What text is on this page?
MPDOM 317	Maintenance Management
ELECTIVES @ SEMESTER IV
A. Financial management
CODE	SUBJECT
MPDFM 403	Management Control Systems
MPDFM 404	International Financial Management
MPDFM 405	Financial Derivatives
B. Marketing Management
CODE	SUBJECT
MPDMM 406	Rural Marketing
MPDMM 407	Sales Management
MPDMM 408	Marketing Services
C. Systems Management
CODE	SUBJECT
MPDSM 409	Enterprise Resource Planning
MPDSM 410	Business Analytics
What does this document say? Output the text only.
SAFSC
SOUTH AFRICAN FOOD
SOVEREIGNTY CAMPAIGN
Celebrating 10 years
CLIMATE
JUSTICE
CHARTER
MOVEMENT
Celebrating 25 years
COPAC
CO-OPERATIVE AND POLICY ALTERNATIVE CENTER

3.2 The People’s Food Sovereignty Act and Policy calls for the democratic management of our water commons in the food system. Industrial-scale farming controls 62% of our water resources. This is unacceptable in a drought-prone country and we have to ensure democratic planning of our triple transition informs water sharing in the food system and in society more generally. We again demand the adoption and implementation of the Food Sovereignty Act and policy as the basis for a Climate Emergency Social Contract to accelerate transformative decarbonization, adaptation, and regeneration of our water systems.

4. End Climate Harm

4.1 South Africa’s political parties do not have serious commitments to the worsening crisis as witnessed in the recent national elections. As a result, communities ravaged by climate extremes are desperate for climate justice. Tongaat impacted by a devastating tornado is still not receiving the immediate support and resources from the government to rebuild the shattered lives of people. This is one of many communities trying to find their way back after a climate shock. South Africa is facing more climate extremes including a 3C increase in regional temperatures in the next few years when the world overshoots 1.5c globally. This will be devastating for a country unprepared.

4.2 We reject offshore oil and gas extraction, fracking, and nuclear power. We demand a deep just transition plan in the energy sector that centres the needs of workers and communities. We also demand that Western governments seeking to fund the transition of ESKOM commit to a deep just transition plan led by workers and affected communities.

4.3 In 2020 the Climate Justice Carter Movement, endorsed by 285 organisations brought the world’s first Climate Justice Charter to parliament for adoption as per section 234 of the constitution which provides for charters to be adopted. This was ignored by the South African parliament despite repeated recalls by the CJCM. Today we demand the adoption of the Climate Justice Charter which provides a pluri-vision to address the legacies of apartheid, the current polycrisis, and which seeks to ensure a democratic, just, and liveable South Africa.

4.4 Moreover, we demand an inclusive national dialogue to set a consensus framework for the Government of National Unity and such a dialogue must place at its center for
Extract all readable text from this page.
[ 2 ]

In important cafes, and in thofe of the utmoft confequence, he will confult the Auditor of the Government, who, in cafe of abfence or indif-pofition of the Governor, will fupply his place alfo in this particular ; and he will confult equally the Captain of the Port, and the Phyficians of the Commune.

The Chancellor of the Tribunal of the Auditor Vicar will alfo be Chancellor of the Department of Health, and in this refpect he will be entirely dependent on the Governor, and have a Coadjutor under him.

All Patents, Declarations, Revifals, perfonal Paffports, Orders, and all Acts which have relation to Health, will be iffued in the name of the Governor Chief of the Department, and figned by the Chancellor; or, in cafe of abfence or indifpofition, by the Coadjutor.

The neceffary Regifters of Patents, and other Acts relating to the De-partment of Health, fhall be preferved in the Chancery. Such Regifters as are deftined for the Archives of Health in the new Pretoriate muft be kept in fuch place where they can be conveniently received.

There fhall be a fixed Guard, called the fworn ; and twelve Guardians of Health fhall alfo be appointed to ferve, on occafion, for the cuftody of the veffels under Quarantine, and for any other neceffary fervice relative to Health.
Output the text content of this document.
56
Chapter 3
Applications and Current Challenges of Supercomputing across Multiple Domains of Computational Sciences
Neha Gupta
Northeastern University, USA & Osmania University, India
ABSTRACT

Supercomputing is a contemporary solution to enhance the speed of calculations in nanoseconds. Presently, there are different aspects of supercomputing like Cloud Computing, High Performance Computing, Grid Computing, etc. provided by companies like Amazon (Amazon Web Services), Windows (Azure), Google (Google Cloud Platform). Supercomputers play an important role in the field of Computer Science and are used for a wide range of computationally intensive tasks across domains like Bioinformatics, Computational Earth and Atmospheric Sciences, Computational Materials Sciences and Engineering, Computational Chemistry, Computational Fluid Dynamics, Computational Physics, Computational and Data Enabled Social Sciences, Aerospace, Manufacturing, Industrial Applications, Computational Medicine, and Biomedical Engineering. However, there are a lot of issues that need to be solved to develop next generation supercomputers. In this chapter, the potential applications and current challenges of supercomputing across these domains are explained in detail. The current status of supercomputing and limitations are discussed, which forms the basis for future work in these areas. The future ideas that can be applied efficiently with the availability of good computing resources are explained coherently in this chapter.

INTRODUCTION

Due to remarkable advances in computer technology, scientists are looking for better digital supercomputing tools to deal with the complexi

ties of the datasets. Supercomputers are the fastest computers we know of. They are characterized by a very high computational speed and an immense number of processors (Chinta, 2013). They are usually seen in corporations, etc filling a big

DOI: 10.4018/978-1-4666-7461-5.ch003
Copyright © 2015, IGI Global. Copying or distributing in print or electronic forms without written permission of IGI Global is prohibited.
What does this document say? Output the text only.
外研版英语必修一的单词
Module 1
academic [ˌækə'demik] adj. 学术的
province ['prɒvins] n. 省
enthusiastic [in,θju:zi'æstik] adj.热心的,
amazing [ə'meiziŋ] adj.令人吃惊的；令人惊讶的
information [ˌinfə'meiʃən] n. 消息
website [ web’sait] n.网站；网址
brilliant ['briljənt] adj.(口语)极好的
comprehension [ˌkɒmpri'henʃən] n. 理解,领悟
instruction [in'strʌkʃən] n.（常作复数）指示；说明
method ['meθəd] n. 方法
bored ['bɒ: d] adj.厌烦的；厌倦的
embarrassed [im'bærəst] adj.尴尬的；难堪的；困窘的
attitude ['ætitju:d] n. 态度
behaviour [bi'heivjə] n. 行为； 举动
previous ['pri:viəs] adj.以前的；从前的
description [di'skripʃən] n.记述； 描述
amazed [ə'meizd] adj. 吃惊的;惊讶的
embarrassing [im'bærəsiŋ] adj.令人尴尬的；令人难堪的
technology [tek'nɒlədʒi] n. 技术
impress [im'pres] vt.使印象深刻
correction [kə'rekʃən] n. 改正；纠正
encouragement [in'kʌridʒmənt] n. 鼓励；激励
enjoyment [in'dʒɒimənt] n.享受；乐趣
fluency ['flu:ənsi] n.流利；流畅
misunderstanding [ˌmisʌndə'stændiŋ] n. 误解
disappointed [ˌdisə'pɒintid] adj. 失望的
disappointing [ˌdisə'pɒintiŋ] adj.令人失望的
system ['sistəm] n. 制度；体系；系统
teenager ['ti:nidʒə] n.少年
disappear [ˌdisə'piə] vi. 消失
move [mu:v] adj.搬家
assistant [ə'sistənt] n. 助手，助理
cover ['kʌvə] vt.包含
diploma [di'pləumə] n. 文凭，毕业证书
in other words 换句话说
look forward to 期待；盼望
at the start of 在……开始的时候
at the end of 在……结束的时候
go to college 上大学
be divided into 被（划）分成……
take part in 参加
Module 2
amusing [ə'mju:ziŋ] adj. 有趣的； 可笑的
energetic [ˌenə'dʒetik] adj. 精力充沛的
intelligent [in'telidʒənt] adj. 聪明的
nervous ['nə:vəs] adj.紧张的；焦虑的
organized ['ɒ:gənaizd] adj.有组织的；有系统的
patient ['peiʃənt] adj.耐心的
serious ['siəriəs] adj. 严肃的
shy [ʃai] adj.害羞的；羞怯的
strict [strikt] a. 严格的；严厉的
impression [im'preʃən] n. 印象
..............................
# [Brief]
The records above must be repeated exactly, every one of them.

# [Task result]
What text is on this page?
MPDOM 317	Maintenance Management
ELECTIVES @ SEMESTER IV
A. Financial management
CODE	SUBJECT
MPDFM 403	Management Control Systems
MPDFM 404	International Financial Management
MPDFM 405	Financial Derivatives
B. Marketing Management
CODE	SUBJECT
MPDMM 406	Rural Marketing
MPDMM 407	Sales Management
MPDMM 408	Marketing Services
C. Systems Management
CODE	SUBJECT
MPDSM 409	Enterprise Resource Planning
MPDSM 410	Business Analytics
What does this document say? Output the text only.
SAFSC
SOUTH AFRICAN FOOD
SOVEREIGNTY CAMPAIGN
Celebrating 10 years
CLIMATE
JUSTICE
CHARTER
MOVEMENT
Celebrating 25 years
COPAC
CO-OPERATIVE AND POLICY ALTERNATIVE CENTER

3.2 The People’s Food Sovereignty Act and Policy calls for the democratic management of our water commons in the food system. Industrial-scale farming controls 62% of our water resources. This is unacceptable in a drought-prone country and we have to ensure democratic planning of our triple transition informs water sharing in the food system and in society more generally. We again demand the adoption and implementation of the Food Sovereignty Act and policy as the basis for a Climate Emergency Social Contract to accelerate transformative decarbonization, adaptation, and regeneration of our water systems.

4. End Climate Harm

4.1 South Africa’s political parties do not have serious commitments to the worsening crisis as witnessed in the recent national elections. As a result, communities ravaged by climate extremes are desperate for climate justice. Tongaat impacted by a devastating tornado is still not receiving the immediate support and resources from the government to rebuild the shattered lives of people. This is one of many communities trying to find their way back after a climate shock. South Africa is facing more climate extremes including a 3C increase in regional temperatures in the next few years when the world overshoots 1.5c globally. This will be devastating for a country unprepared.

4.2 We reject offshore oil and gas extraction, fracking, and nuclear power. We demand a deep just transition plan in the energy sector that centres the needs of workers and communities. We also demand that Western governments seeking to fund the transition of ESKOM commit to a deep just transition plan led by workers and affected communities.

4.3 In 2020 the Climate Justice Carter Movement, endorsed by 285 organisations brought the world’s first Climate Justice Charter to parliament for adoption as per section 234 of the constitution which provides for charters to be adopted. This was ignored by the South African parliament despite repeated recalls by the CJCM. Today we demand the adoption of the Climate Justice Charter which provides a pluri-vision to address the legacies of apartheid, the current polycrisis, and which seeks to ensure a democratic, just, and liveable South Africa.

4.4 Moreover, we demand an inclusive national dialogue to set a consensus framework for the Government of National Unity and such a dialogue must place at its center for
Extract all readable text from this page.
[ 2 ]

In important cafes, and in thofe of the utmoft confequence, he will confult the Auditor of the Government, who, in cafe of abfence or indif-pofition of the Governor, will fupply his place alfo in this particular ; and he will confult equally the Captain of the Port, and the Phyficians of the Commune.

The Chancellor of the Tribunal of the Auditor Vicar will alfo be Chancellor of the Department of Health, and in this refpect he will be entirely dependent on the Governor, and have a Coadjutor under him.

All Patents, Declarations, Revifals, perfonal Paffports, Orders, and all Acts which have relation to Health, will be iffued in the name of the Governor Chief of the Department, and figned by the Chancellor; or, in cafe of abfence or indifpofition, by the Coadjutor.

The neceffary Regifters of Patents, and other Acts relating to the De-partment of Health, fhall be preferved in the Chancery. Such Regifters as are deftined for the Archives of Health in the new Pretoriate muft be kept in fuch place where they can be conveniently received.

There fhall be a fixed Guard, called the fworn ; and twelve Guardians of Health fhall alfo be appointed to ferve, on occafion, for the cuftody of the veffels under Quarantine, and for any other neceffary fervice relative to Health.
Output the text content of this document.
56
Chapter 3
Applications and Current Challenges of Supercomputing across Multiple Domains of Computational Sciences
Neha Gupta
Northeastern University, USA & Osmania University, India
ABSTRACT

Supercomputing is a contemporary solution to enhance the speed of calculations in nanoseconds. Presently, there are different aspects of supercomputing like Cloud Computing, High Performance Computing, Grid Computing, etc. provided by companies like Amazon (Amazon Web Services), Windows (Azure), Google (Google Cloud Platform). Supercomputers play an important role in the field of Computer Science and are used for a wide range of computationally intensive tasks across domains like Bioinformatics, Computational Earth and Atmospheric Sciences, Computational Materials Sciences and Engineering, Computational Chemistry, Computational Fluid Dynamics, Computational Physics, Computational and Data Enabled Social Sciences, Aerospace, Manufacturing, Industrial Applications, Computational Medicine, and Biomedical Engineering. However, there are a lot of issues that need to be solved to develop next generation supercomputers. In this chapter, the potential applications and current challenges of supercomputing across these domains are explained in detail. The current status of supercomputing and limitations are discussed, which forms the basis for future work in these areas. The future ideas that can be applied efficiently with the availability of good computing resources are explained coherently in this chapter.

INTRODUCTION

Due to remarkable advances in computer technology, scientists are looking for better digital supercomputing tools to deal with the complexi

ties of the datasets. Supercomputers are the fastest computers we know of. They are characterized by a very high computational speed and an immense number of processors (Chinta, 2013). They are usually seen in corporations, etc filling a big

DOI: 10.4018/978-1-4666-7461-5.ch003
Copyright © 2015, IGI Global. Copying or distributing in print or electronic forms without written permission of IGI Global is prohibited.
What does this document say? Output the text only.
外研版英语必修一的单词
Module 1
academic [ˌækə'demik] adj. 学术的
province ['prɒvins] n. 省
enthusiastic [in,θju:zi'æstik] adj.热心的,
amazing [ə'meiziŋ] adj.令人吃惊的；令人惊讶的
information [ˌinfə'meiʃən] n. 消息
website [ web’sait] n.网站；网址
brilliant ['briljənt] adj.(口语)极好的
comprehension [ˌkɒmpri'henʃən] n. 理解,领悟
instruction [in'strʌkʃən] n.（常作复数）指示；说明
method ['meθəd] n. 方法
bored ['bɒ: d] adj.厌烦的；厌倦的
embarrassed [im'bærəst] adj.尴尬的；难堪的；困窘的
attitude ['ætitju:d] n. 态度
behaviour [bi'heivjə] n. 行为； 举动
previous ['pri:viəs] adj.以前的；从前的
description [di'skripʃən] n.记述； 描述
amazed [ə'meizd] adj. 吃惊的;惊讶的
embarrassing [im'bærəsiŋ] adj.令人尴尬的；令人难堪的
technology [tek'nɒlədʒi] n. 技术
impress [im'pres] vt.使印象深刻
correction [kə'rekʃən] n. 改正；纠正
encouragement [in'kʌridʒmənt] n. 鼓励；激励
enjoyment [in'dʒɒimənt] n.享受；乐趣
fluency ['flu:ənsi] n.流利；流畅
misunderstanding [ˌmisʌndə'stændiŋ] n. 误解
disappointed [ˌdisə'pɒintid] adj. 失望的
disappointing [ˌdisə'pɒintiŋ] adj.令人失望的
system ['sistəm] n. 制度；体系；系统
teenager ['ti:nidʒə] n.少年
disappear [ˌdisə'piə] vi. 消失
move [mu:v] adj.搬家
assistant [ə'sistənt] n. 助手，助理
cover ['kʌvə] vt.包含
diploma [di'pləumə] n. 文凭，毕业证书
in other words 换句话说
look forward to 期待；盼望
at the start of 在……开始的时候
at the end of 在……结束的时候
go to college 上大学
be divided into 被（划）分成……
take part in 参加
Module 2
amusing [ə'mju:ziŋ] adj. 有趣的； 可笑的
energetic [ˌenə'dʒetik] adj. 精力充沛的
intelligent [in'telidʒənt] adj. 聪明的
nervous ['nə:vəs] adj.紧张的；焦虑的
organized ['ɒ:gənaizd] adj.有组织的；有系统的
patient ['peiʃənt] adj.耐心的
serious ['siəriəs] adj. 严肃的
shy [ʃai] adj.害羞的；羞怯的
strict [strikt] a. 严格的；严厉的
impression [im'preʃən] n. 印象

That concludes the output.